#### SELECTED PASSAGE
•••
Fgf9 affects early steps in testiculogenesis, including Sertoli cell development, gonadal cell proliferation, and mesonephric cell migration. Pre-Sertoli cells originate from multipotential cells in the coelomic epithelium and proliferate at the coelomic epithelium between E11.3-E11.5. Impaired Fgf9-/- Sertoli cell development suggests that Fgf9 could directly induce Sertoli cell specification, proliferation, and/or maintenance of differentiation. Loss of signaling from Sertoli cells could then secondarily impair mesenchymal proliferation and mesonephric cell migration. Full Sertoli cell differentiation probably requires testicular cord formation, and maintenance of Sertoli differentiation may require contact with peritubular myoid cells and the basal lamina. Thus, Fgf9 could also facilitate Sertoli cell differentiation by promoting mesenchymal expansion and testicular cord formation (Colvin, 2001).

Proliferation at the coelomic epithelium gives rise to Sertoli and interstitial cells during an initial burst of proliferation (E11.3-E11.5), and to interstitial cells after this time. Proliferation below the coelomic epithelium in E12.5 Fgf9-/- XY gonads is reduced relative to controls, indicating that Fgf9 is essential for normal proliferation at this stage. Decreased numbers of Sertoli and interstitial cells are observed in Fgf9-/- gonads by E12.5. This, and the onset of testicular Fgf9 expression between E10.5-E11.5, suggests that Fgf9 may mediate the initial stage of proliferation as well (Colvin, 2001).

Mesonephric cell migration into the testis at E11.3-E16.5 contributes to interstitial cell populations, including vascular endothelial, myoepithelial, and peritubular myoid cells. Exogenous FGF9 induces mesonephric cell migration into E11.5 XX gonads, suggesting that FGF9 in the early testis could act as a chemotactic factor for mesonephric cells. When mesonephric migration into XX gonads is artificially induced, XX gonads exhibit testicular cord formation and increased Sox9 expression. Conversely, blocking mesonephric cell migration in culture impairs testicular cord formation, indicating that impaired mesonephric cell migration could contribute to Fgf9-/- sex reversal. Analysis of mesonephric cell migration into Fgf9-/- XY gonads will test this hypothesis. Mesonephric cells that migrate into the testis are proliferating, suggesting that one molecular signal could induce both migration and proliferation. In the embryonic lung, FGF10 stimulates both migration and proliferation of epithelial cells (Colvin, 2001).
•••
#### RECORDS SHOWN
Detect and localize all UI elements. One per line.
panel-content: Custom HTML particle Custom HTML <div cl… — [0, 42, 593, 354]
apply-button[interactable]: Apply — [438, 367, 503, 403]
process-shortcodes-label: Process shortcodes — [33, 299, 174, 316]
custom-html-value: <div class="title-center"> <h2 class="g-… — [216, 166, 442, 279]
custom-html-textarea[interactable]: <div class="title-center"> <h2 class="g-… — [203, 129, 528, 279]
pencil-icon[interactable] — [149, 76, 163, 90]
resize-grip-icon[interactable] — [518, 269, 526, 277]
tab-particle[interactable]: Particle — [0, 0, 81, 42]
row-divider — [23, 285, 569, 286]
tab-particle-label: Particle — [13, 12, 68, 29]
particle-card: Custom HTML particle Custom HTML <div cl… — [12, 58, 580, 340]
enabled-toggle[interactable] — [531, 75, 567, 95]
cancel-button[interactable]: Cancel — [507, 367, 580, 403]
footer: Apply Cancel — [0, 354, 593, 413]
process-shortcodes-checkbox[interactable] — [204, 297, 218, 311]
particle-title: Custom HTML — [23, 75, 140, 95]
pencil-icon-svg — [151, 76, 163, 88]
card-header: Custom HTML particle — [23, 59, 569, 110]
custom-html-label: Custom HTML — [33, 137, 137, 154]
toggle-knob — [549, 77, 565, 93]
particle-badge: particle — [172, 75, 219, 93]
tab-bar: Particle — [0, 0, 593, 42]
•••
#### GOAL OF THE EXERCISE
In the passage on Fgf9 and testis development, name what FGF10 stimulates in the embryonic lung.

#### ANSWER SPACE
FGF10 stimulates both migration and proliferation of epithelial cells.